WRITTEN EXERCISE
Count the lines in the records below that contain the word "What", and reply with only that number.

MATERIAL FOR THE TASK
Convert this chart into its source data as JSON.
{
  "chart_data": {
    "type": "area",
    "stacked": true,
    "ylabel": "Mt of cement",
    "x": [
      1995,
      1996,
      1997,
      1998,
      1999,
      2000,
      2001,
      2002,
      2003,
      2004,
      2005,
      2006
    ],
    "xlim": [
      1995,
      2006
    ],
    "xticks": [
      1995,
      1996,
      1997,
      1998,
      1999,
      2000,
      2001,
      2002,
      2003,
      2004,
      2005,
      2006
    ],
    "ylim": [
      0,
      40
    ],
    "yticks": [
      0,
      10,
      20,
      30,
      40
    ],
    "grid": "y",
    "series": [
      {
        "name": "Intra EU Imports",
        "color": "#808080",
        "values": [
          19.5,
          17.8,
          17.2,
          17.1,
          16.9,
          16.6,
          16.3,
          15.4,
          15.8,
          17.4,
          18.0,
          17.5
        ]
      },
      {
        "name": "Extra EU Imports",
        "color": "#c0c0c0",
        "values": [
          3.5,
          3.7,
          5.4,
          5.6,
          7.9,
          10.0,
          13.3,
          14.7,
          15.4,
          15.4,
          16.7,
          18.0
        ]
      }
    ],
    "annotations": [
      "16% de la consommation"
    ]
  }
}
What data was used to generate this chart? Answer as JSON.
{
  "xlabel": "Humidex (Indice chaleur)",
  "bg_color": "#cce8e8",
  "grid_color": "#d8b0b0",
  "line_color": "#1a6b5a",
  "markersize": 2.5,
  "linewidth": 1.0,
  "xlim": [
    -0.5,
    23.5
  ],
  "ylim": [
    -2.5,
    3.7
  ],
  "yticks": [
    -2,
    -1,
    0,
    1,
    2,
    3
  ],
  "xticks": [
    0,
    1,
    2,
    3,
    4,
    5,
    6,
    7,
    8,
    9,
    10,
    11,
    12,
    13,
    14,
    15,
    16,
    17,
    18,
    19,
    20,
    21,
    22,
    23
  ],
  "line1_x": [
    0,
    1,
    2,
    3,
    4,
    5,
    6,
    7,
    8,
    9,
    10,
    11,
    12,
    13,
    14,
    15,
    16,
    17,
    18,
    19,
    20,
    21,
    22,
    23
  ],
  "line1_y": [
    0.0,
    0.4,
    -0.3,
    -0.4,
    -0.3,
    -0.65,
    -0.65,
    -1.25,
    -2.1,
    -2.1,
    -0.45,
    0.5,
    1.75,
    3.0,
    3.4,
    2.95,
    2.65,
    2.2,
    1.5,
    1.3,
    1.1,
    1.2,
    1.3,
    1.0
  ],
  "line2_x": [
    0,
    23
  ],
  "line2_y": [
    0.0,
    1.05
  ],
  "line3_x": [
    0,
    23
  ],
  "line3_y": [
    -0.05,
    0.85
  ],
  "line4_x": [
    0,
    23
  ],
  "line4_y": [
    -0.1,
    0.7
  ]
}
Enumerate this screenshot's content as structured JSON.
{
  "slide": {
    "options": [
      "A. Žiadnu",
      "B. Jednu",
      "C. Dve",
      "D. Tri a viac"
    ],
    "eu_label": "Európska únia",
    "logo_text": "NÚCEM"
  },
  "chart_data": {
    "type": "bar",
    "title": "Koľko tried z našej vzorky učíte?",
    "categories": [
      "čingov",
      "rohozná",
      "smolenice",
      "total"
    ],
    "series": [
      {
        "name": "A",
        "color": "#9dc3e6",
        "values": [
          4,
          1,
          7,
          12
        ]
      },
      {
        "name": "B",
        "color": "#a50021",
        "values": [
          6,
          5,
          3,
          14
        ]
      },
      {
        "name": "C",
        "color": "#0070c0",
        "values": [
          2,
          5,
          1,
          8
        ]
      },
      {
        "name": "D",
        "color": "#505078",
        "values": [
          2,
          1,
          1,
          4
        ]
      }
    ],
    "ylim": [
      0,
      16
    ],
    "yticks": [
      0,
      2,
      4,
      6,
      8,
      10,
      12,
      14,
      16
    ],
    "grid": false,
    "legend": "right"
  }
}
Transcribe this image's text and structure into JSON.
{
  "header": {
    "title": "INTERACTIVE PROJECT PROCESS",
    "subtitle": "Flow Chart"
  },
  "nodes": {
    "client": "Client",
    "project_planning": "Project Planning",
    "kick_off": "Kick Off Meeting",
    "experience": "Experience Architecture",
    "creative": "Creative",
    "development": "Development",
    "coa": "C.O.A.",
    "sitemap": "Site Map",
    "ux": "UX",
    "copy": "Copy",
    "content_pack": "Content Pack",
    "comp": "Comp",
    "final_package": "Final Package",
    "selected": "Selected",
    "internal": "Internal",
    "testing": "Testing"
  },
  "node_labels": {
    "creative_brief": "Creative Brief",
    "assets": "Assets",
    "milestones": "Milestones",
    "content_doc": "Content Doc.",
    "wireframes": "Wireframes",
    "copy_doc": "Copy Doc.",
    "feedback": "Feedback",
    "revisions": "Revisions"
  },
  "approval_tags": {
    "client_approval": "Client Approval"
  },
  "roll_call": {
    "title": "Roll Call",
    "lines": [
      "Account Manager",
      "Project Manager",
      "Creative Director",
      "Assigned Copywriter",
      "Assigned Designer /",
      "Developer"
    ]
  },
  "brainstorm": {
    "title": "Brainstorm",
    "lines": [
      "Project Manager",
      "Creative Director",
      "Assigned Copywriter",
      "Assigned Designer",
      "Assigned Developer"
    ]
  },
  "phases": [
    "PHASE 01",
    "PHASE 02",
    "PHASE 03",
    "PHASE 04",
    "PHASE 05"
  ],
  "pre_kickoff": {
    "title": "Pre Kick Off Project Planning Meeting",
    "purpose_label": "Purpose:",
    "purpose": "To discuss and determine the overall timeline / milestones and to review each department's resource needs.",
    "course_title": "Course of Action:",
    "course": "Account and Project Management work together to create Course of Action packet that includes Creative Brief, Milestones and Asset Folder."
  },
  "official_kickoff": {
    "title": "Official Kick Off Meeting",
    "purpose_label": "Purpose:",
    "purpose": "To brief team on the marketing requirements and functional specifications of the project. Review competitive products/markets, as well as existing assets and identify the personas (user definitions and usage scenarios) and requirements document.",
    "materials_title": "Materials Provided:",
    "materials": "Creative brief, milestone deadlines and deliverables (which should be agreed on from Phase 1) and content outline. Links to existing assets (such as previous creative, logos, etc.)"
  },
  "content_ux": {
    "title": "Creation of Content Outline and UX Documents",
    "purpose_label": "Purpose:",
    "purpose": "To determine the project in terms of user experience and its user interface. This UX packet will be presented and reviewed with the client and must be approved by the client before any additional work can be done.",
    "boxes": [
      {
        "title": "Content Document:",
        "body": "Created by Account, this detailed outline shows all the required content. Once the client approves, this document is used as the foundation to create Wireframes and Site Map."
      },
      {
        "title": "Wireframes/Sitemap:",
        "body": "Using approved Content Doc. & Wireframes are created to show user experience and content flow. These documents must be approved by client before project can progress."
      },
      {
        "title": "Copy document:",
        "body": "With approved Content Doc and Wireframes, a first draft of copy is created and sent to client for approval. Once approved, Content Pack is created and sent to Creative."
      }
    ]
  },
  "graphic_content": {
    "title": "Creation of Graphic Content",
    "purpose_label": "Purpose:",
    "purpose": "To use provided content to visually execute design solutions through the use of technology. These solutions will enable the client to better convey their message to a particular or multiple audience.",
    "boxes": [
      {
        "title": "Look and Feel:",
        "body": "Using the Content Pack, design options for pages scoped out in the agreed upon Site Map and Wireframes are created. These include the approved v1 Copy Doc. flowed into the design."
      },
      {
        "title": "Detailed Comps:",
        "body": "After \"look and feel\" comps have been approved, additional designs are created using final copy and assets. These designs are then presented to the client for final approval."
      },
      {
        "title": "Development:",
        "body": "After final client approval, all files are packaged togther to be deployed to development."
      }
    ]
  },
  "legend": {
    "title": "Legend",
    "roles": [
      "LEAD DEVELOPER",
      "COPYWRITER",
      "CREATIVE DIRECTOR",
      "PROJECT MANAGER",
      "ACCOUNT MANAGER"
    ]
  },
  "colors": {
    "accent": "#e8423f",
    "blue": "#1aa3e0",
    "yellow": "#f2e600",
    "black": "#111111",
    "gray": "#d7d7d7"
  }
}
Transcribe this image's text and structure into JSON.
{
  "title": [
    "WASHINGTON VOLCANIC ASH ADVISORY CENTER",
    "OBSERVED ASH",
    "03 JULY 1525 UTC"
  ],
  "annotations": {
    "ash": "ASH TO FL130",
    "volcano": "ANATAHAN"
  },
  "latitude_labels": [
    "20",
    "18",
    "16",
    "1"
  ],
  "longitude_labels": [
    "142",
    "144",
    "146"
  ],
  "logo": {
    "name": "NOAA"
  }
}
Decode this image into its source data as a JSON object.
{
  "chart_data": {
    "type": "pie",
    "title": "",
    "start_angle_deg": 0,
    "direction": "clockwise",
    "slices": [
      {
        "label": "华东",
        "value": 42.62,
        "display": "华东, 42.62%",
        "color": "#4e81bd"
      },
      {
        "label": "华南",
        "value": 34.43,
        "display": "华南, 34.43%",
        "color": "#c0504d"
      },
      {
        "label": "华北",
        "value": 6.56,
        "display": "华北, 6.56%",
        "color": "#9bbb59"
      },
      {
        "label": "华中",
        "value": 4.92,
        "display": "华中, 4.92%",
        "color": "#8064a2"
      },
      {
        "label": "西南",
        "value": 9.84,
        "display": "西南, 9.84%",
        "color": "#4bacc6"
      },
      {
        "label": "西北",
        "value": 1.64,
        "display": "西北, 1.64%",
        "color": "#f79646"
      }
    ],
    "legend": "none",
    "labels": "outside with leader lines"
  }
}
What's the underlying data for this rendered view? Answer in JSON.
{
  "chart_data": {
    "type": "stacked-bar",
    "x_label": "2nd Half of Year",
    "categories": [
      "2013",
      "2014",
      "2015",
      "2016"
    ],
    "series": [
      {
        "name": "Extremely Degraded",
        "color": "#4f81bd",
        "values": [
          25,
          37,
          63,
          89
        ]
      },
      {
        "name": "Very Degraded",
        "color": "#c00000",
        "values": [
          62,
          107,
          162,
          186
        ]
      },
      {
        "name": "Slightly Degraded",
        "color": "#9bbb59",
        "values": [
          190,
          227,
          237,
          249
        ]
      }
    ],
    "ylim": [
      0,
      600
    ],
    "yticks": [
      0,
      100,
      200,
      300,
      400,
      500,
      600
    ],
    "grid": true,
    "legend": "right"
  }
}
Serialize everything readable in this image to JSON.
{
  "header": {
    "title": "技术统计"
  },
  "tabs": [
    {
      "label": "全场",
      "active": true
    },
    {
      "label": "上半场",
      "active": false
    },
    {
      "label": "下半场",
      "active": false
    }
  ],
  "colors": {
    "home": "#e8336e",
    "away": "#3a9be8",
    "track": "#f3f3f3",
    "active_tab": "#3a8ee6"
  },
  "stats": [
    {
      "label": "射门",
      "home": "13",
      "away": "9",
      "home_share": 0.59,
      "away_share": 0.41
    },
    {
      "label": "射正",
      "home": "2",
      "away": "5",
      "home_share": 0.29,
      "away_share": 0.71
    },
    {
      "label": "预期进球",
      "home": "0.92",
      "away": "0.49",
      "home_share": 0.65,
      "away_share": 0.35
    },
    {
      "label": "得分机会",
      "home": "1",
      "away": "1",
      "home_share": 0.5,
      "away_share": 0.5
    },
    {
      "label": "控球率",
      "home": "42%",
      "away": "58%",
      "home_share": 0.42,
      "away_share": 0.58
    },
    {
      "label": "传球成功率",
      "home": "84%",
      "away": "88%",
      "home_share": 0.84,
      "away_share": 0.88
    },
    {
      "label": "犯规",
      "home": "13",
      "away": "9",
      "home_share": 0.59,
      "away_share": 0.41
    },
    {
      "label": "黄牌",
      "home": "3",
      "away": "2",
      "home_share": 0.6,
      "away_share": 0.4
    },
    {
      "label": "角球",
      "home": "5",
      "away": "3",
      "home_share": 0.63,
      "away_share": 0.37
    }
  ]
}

RESPONSE BELOW
2